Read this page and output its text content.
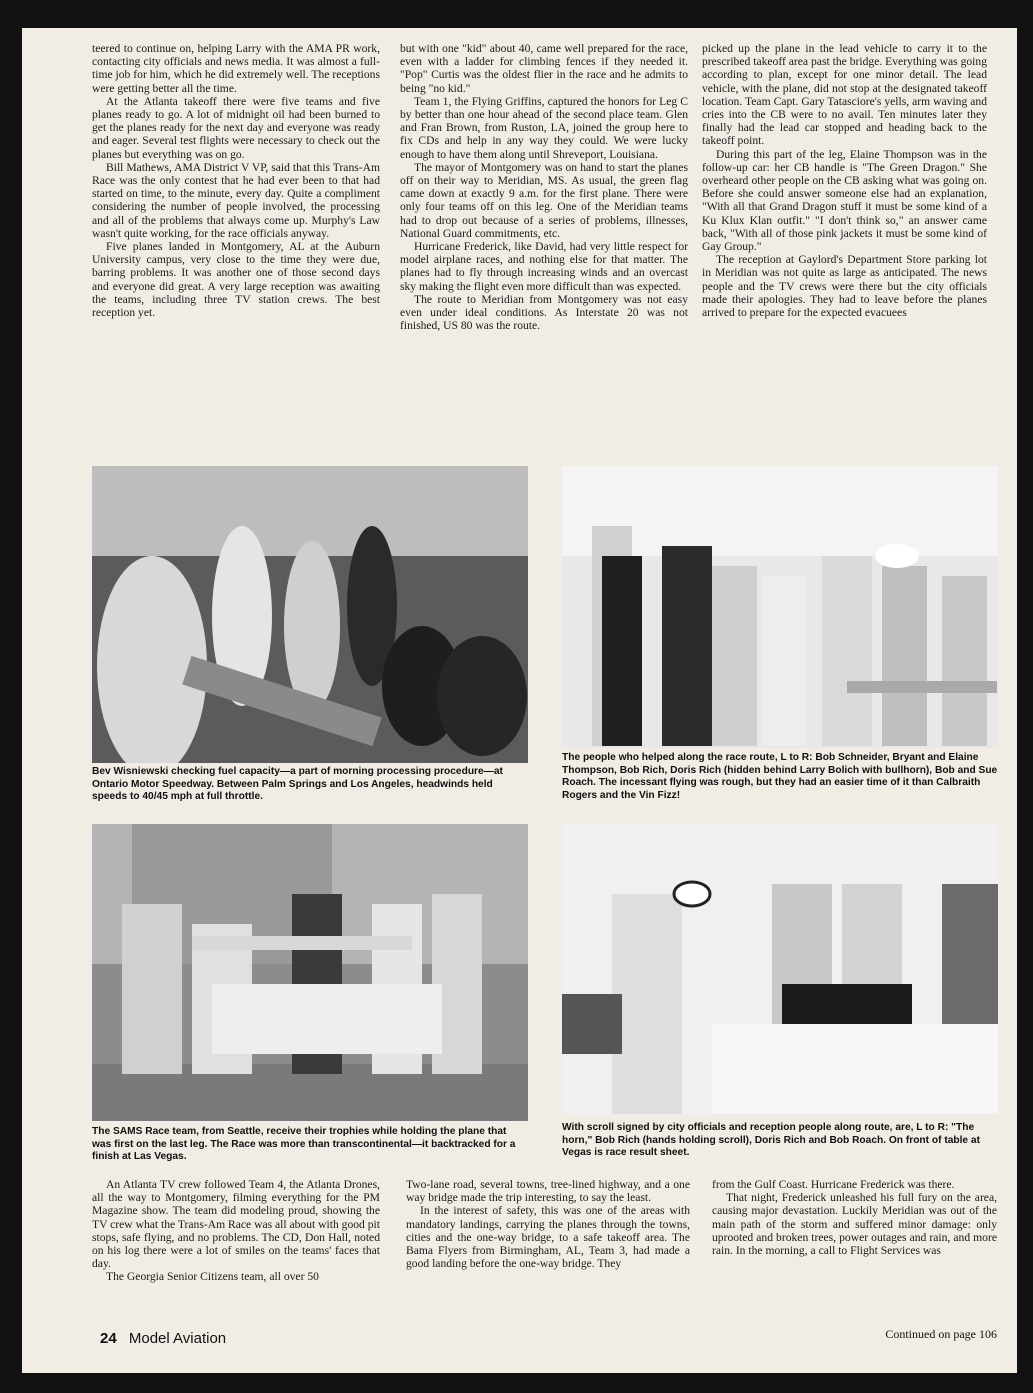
teered to continue on, helping Larry with the AMA PR work, contacting city officials and news media. It was almost a full-time job for him, which he did extremely well. The receptions were getting better all the time.

At the Atlanta takeoff there were five teams and five planes ready to go. A lot of midnight oil had been burned to get the planes ready for the next day and everyone was ready and eager. Several test flights were necessary to check out the planes but everything was on go.

Bill Mathews, AMA District V VP, said that this Trans-Am Race was the only contest that he had ever been to that had started on time, to the minute, every day. Quite a compliment considering the number of people involved, the processing and all of the problems that always come up. Murphy's Law wasn't quite working, for the race officials anyway.

Five planes landed in Montgomery, AL at the Auburn University campus, very close to the time they were due, barring problems. It was another one of those second days and everyone did great. A very large reception was awaiting the teams, including three TV station crews. The best reception yet.

but with one "kid" about 40, came well prepared for the race, even with a ladder for climbing fences if they needed it. "Pop" Curtis was the oldest flier in the race and he admits to being "no kid."

Team 1, the Flying Griffins, captured the honors for Leg C by better than one hour ahead of the second place team. Glen and Fran Brown, from Ruston, LA, joined the group here to fix CDs and help in any way they could. We were lucky enough to have them along until Shreveport, Louisiana.

The mayor of Montgomery was on hand to start the planes off on their way to Meridian, MS. As usual, the green flag came down at exactly 9 a.m. for the first plane. There were only four teams off on this leg. One of the Meridian teams had to drop out because of a series of problems, illnesses, National Guard commitments, etc.

Hurricane Frederick, like David, had very little respect for model airplane races, and nothing else for that matter. The planes had to fly through increasing winds and an overcast sky making the flight even more difficult than was expected.

The route to Meridian from Montgomery was not easy even under ideal conditions. As Interstate 20 was not finished, US 80 was the route.

picked up the plane in the lead vehicle to carry it to the prescribed takeoff area past the bridge. Everything was going according to plan, except for one minor detail. The lead vehicle, with the plane, did not stop at the designated takeoff location. Team Capt. Gary Tatasciore's yells, arm waving and cries into the CB were to no avail. Ten minutes later they finally had the lead car stopped and heading back to the takeoff point.

During this part of the leg, Elaine Thompson was in the follow-up car: her CB handle is "The Green Dragon." She overheard other people on the CB asking what was going on. Before she could answer someone else had an explanation, "With all that Grand Dragon stuff it must be some kind of a Ku Klux Klan outfit." "I don't think so," an answer came back, "With all of those pink jackets it must be some kind of Gay Group."

The reception at Gaylord's Department Store parking lot in Meridian was not quite as large as anticipated. The news people and the TV crews were there but the city officials made their apologies. They had to leave before the planes arrived to prepare for the expected evacuees

Bev Wisniewski checking fuel capacity—a part of morning processing procedure—at Ontario Motor Speedway. Between Palm Springs and Los Angeles, headwinds held speeds to 40/45 mph at full throttle.
The people who helped along the race route, L to R: Bob Schneider, Bryant and Elaine Thompson, Bob Rich, Doris Rich (hidden behind Larry Bolich with bullhorn), Bob and Sue Roach. The incessant flying was rough, but they had an easier time of it than Calbraith Rogers and the Vin Fizz!
The SAMS Race team, from Seattle, receive their trophies while holding the plane that was first on the last leg. The Race was more than transcontinental—it backtracked for a finish at Las Vegas.
With scroll signed by city officials and reception people along route, are, L to R: "The horn," Bob Rich (hands holding scroll), Doris Rich and Bob Roach. On front of table at Vegas is race result sheet.

An Atlanta TV crew followed Team 4, the Atlanta Drones, all the way to Montgomery, filming everything for the PM Magazine show. The team did modeling proud, showing the TV crew what the Trans-Am Race was all about with good pit stops, safe flying, and no problems. The CD, Don Hall, noted on his log there were a lot of smiles on the teams' faces that day.

The Georgia Senior Citizens team, all over 50

Two-lane road, several towns, tree-lined highway, and a one way bridge made the trip interesting, to say the least.

In the interest of safety, this was one of the areas with mandatory landings, carrying the planes through the towns, cities and the one-way bridge, to a safe takeoff area. The Bama Flyers from Birmingham, AL, Team 3, had made a good landing before the one-way bridge. They

from the Gulf Coast. Hurricane Frederick was there.

That night, Frederick unleashed his full fury on the area, causing major devastation. Luckily Meridian was out of the main path of the storm and suffered minor damage: only uprooted and broken trees, power outages and rain, and more rain. In the morning, a call to Flight Services was

Continued on page 106
24 Model Aviation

+++

[Problem to solve]: Copy every entry word for word, but omit the pictures.

[Answer]:
Read this page and output its text content.
teered to continue on, helping Larry with the AMA PR work, contacting city officials and news media. It was almost a full-time job for him, which he did extremely well. The receptions were getting better all the time.

At the Atlanta takeoff there were five teams and five planes ready to go. A lot of midnight oil had been burned to get the planes ready for the next day and everyone was ready and eager. Several test flights were necessary to check out the planes but everything was on go.

Bill Mathews, AMA District V VP, said that this Trans-Am Race was the only contest that he had ever been to that had started on time, to the minute, every day. Quite a compliment considering the number of people involved, the processing and all of the problems that always come up. Murphy's Law wasn't quite working, for the race officials anyway.

Five planes landed in Montgomery, AL at the Auburn University campus, very close to the time they were due, barring problems. It was another one of those second days and everyone did great. A very large reception was awaiting the teams, including three TV station crews. The best reception yet.

but with one "kid" about 40, came well prepared for the race, even with a ladder for climbing fences if they needed it. "Pop" Curtis was the oldest flier in the race and he admits to being "no kid."

Team 1, the Flying Griffins, captured the honors for Leg C by better than one hour ahead of the second place team. Glen and Fran Brown, from Ruston, LA, joined the group here to fix CDs and help in any way they could. We were lucky enough to have them along until Shreveport, Louisiana.

The mayor of Montgomery was on hand to start the planes off on their way to Meridian, MS. As usual, the green flag came down at exactly 9 a.m. for the first plane. There were only four teams off on this leg. One of the Meridian teams had to drop out because of a series of problems, illnesses, National Guard commitments, etc.

Hurricane Frederick, like David, had very little respect for model airplane races, and nothing else for that matter. The planes had to fly through increasing winds and an overcast sky making the flight even more difficult than was expected.

The route to Meridian from Montgomery was not easy even under ideal conditions. As Interstate 20 was not finished, US 80 was the route.

picked up the plane in the lead vehicle to carry it to the prescribed takeoff area past the bridge. Everything was going according to plan, except for one minor detail. The lead vehicle, with the plane, did not stop at the designated takeoff location. Team Capt. Gary Tatasciore's yells, arm waving and cries into the CB were to no avail. Ten minutes later they finally had the lead car stopped and heading back to the takeoff point.

During this part of the leg, Elaine Thompson was in the follow-up car: her CB handle is "The Green Dragon." She overheard other people on the CB asking what was going on. Before she could answer someone else had an explanation, "With all that Grand Dragon stuff it must be some kind of a Ku Klux Klan outfit." "I don't think so," an answer came back, "With all of those pink jackets it must be some kind of Gay Group."

The reception at Gaylord's Department Store parking lot in Meridian was not quite as large as anticipated. The news people and the TV crews were there but the city officials made their apologies. They had to leave before the planes arrived to prepare for the expected evacuees

Bev Wisniewski checking fuel capacity—a part of morning processing procedure—at Ontario Motor Speedway. Between Palm Springs and Los Angeles, headwinds held speeds to 40/45 mph at full throttle.
The people who helped along the race route, L to R: Bob Schneider, Bryant and Elaine Thompson, Bob Rich, Doris Rich (hidden behind Larry Bolich with bullhorn), Bob and Sue Roach. The incessant flying was rough, but they had an easier time of it than Calbraith Rogers and the Vin Fizz!
The SAMS Race team, from Seattle, receive their trophies while holding the plane that was first on the last leg. The Race was more than transcontinental—it backtracked for a finish at Las Vegas.
With scroll signed by city officials and reception people along route, are, L to R: "The horn," Bob Rich (hands holding scroll), Doris Rich and Bob Roach. On front of table at Vegas is race result sheet.

An Atlanta TV crew followed Team 4, the Atlanta Drones, all the way to Montgomery, filming everything for the PM Magazine show. The team did modeling proud, showing the TV crew what the Trans-Am Race was all about with good pit stops, safe flying, and no problems. The CD, Don Hall, noted on his log there were a lot of smiles on the teams' faces that day.

The Georgia Senior Citizens team, all over 50

Two-lane road, several towns, tree-lined highway, and a one way bridge made the trip interesting, to say the least.

In the interest of safety, this was one of the areas with mandatory landings, carrying the planes through the towns, cities and the one-way bridge, to a safe takeoff area. The Bama Flyers from Birmingham, AL, Team 3, had made a good landing before the one-way bridge. They

from the Gulf Coast. Hurricane Frederick was there.

That night, Frederick unleashed his full fury on the area, causing major devastation. Luckily Meridian was out of the main path of the storm and suffered minor damage: only uprooted and broken trees, power outages and rain, and more rain. In the morning, a call to Flight Services was

Continued on page 106
24 Model Aviation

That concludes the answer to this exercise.